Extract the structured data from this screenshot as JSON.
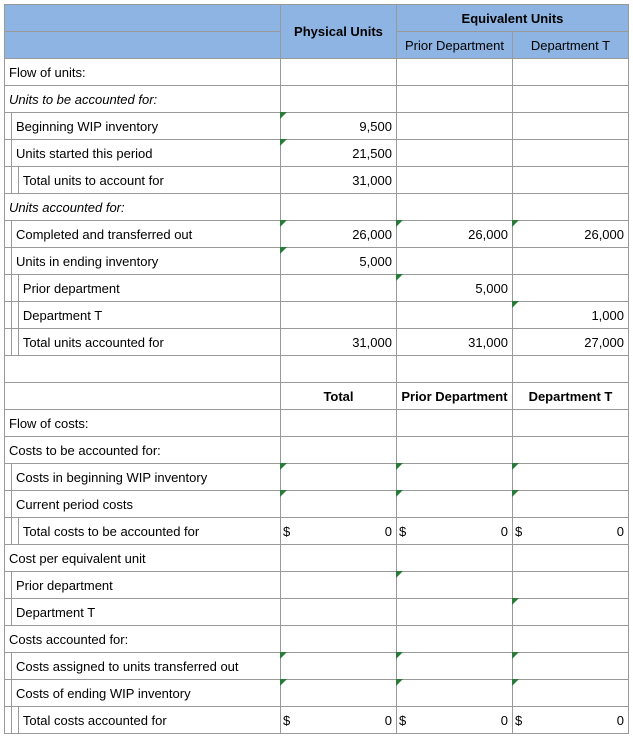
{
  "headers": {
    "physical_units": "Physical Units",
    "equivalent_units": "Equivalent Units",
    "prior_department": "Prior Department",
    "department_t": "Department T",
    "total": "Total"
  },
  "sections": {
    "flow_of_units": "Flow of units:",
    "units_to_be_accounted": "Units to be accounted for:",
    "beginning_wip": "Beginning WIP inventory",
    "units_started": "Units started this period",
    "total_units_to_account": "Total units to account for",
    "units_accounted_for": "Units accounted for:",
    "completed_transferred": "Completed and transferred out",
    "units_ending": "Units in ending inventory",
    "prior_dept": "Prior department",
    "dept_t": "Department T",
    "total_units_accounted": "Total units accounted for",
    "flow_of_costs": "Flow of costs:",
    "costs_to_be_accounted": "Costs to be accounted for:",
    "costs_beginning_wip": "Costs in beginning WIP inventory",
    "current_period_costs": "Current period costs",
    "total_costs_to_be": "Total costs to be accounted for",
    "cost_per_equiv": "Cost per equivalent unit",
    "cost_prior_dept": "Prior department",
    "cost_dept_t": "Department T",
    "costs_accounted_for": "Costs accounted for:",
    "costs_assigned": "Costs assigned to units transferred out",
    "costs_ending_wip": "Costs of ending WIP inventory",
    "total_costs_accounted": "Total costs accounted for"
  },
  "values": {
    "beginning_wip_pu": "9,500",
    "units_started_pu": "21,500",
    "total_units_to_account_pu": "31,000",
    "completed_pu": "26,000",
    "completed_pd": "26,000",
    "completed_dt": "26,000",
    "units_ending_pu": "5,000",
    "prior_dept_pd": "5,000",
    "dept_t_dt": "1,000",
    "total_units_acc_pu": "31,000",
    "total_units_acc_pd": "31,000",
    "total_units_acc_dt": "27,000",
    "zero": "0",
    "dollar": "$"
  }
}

◆ ◆ ◆ ◆ ◆ ◆ ◆

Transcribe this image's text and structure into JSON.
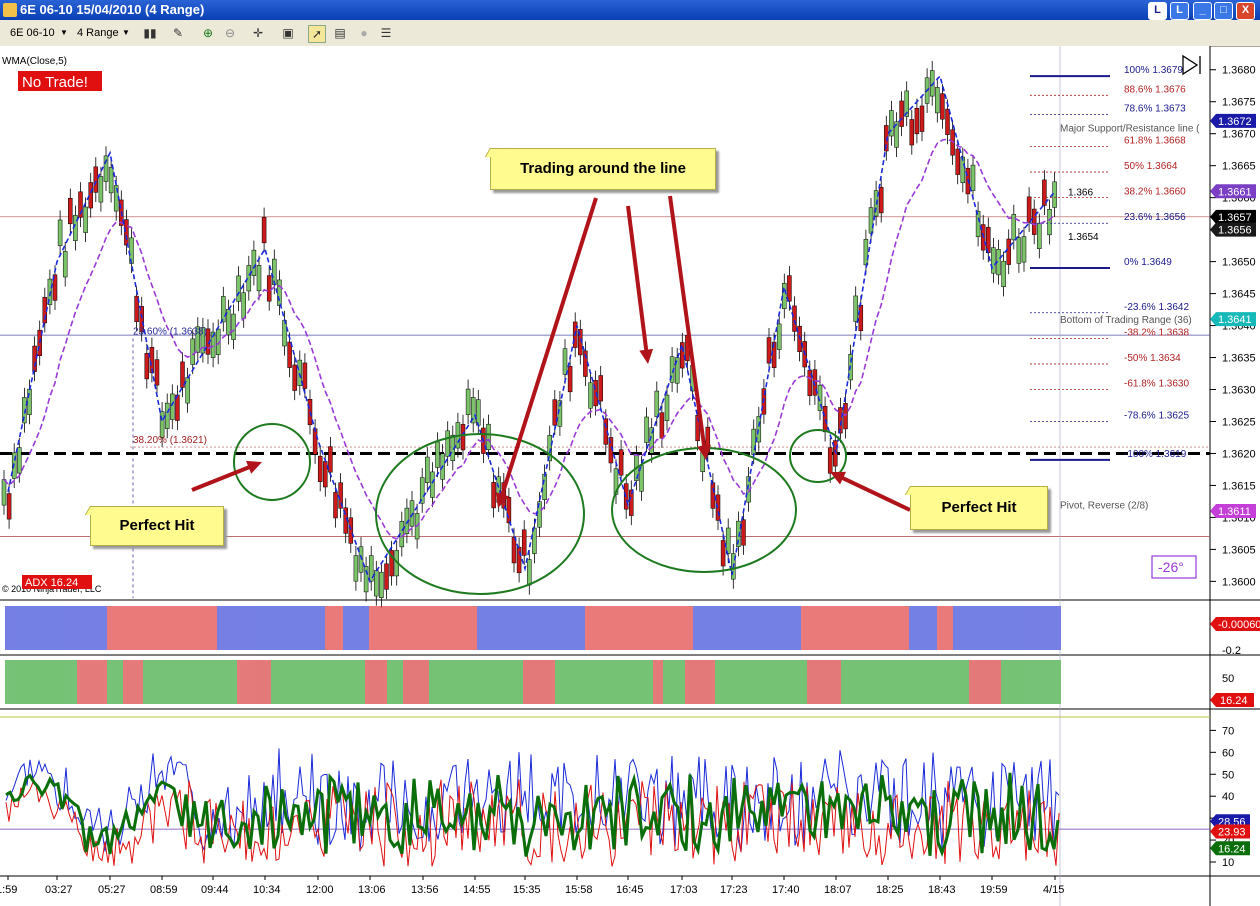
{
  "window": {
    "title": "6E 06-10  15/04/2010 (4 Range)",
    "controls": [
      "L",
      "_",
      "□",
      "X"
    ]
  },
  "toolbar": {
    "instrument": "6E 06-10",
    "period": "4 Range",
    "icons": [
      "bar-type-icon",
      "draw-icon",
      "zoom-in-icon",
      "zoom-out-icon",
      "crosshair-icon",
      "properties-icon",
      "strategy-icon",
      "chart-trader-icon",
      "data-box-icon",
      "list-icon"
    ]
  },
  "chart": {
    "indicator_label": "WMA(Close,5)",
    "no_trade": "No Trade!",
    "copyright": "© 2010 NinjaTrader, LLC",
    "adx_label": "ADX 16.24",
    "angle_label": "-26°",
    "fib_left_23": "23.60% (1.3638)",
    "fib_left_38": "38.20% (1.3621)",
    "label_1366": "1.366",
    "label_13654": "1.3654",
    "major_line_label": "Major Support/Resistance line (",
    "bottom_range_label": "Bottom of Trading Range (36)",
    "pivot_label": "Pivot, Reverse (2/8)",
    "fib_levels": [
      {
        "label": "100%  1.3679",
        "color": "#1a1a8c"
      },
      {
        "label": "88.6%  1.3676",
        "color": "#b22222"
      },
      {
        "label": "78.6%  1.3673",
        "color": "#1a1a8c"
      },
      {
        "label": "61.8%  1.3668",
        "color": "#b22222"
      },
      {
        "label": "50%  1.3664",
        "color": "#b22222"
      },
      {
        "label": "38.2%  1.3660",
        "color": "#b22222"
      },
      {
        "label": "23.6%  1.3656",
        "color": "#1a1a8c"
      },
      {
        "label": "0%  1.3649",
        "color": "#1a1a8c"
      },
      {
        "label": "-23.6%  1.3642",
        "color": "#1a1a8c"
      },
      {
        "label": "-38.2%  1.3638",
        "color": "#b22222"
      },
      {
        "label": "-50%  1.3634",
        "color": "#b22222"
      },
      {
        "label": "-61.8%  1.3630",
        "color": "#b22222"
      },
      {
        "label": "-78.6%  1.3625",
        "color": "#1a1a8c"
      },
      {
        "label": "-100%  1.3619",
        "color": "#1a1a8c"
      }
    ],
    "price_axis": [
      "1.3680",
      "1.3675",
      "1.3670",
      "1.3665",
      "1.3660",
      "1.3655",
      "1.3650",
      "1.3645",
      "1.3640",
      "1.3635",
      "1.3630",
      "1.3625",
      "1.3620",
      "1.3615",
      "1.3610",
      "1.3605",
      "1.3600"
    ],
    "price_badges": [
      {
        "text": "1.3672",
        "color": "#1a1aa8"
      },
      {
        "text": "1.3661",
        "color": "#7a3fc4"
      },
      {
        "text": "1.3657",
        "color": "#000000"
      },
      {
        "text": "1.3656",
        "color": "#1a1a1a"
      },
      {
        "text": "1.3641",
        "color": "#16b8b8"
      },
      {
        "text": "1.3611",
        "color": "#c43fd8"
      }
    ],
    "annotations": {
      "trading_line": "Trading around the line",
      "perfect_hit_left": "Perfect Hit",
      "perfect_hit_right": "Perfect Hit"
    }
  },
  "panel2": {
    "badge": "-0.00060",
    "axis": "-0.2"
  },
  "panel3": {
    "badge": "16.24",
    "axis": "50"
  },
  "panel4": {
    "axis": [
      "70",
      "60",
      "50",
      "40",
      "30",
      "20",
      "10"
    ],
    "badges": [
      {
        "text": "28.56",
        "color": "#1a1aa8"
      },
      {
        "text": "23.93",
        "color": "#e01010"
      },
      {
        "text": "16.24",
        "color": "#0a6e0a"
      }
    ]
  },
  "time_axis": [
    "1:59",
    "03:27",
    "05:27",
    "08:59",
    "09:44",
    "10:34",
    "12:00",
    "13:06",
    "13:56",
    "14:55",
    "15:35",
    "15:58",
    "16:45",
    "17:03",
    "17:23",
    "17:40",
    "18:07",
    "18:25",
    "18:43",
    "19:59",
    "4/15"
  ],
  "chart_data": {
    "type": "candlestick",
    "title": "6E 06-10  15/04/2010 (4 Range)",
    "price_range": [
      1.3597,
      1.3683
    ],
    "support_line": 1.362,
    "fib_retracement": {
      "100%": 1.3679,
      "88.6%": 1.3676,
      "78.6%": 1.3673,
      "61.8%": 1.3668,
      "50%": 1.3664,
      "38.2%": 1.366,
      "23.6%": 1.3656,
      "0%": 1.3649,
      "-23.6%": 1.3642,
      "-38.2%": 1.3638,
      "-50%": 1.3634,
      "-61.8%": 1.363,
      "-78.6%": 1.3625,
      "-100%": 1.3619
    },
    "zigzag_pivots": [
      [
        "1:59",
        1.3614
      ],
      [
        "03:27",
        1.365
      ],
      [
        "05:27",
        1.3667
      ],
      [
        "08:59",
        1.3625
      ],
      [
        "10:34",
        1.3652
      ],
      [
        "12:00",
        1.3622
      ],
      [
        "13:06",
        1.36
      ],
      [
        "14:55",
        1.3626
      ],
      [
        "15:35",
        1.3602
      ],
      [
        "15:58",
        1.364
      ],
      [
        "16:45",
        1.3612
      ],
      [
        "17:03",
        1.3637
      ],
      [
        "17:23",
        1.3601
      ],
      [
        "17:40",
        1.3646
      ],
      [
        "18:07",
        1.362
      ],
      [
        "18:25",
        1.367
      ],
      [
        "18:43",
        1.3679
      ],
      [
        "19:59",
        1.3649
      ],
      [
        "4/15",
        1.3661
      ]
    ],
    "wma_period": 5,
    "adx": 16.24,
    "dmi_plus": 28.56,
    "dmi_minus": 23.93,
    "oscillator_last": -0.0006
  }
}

◆ ◆ ◆ ◆ ◆ ◆ ◆

# REQUEST
Which lines contain "inventory"? Show each of them.

# RESPONSE TO THIS EXERCISE
    "beginning_wip": "Beginning WIP inventory",
    "units_ending": "Units in ending inventory",
    "costs_beginning_wip": "Costs in beginning WIP inventory",
    "costs_ending_wip": "Costs of ending WIP inventory",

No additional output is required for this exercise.